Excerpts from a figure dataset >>
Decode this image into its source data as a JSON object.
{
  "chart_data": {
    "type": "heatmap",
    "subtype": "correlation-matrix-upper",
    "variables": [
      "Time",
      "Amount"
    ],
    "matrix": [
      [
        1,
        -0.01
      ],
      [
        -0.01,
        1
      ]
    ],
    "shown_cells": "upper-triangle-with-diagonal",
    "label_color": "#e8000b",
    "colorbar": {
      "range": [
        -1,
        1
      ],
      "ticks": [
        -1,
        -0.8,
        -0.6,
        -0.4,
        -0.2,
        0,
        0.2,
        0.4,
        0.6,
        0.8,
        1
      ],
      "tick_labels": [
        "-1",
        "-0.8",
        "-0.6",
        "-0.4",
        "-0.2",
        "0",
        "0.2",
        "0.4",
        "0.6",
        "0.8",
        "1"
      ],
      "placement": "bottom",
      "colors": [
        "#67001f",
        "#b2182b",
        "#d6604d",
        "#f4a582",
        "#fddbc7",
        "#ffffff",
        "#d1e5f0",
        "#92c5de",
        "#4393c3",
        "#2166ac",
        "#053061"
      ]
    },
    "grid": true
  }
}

WHAT THE EXERCISE ASKS >>
Print every entry exactly as written.

COMPLETED EXERCISE >>
Decode this image into its source data as a JSON object.
{
  "chart_data": {
    "type": "heatmap",
    "subtype": "correlation-matrix-upper",
    "variables": [
      "Time",
      "Amount"
    ],
    "matrix": [
      [
        1,
        -0.01
      ],
      [
        -0.01,
        1
      ]
    ],
    "shown_cells": "upper-triangle-with-diagonal",
    "label_color": "#e8000b",
    "colorbar": {
      "range": [
        -1,
        1
      ],
      "ticks": [
        -1,
        -0.8,
        -0.6,
        -0.4,
        -0.2,
        0,
        0.2,
        0.4,
        0.6,
        0.8,
        1
      ],
      "tick_labels": [
        "-1",
        "-0.8",
        "-0.6",
        "-0.4",
        "-0.2",
        "0",
        "0.2",
        "0.4",
        "0.6",
        "0.8",
        "1"
      ],
      "placement": "bottom",
      "colors": [
        "#67001f",
        "#b2182b",
        "#d6604d",
        "#f4a582",
        "#fddbc7",
        "#ffffff",
        "#d1e5f0",
        "#92c5de",
        "#4393c3",
        "#2166ac",
        "#053061"
      ]
    },
    "grid": true
  }
}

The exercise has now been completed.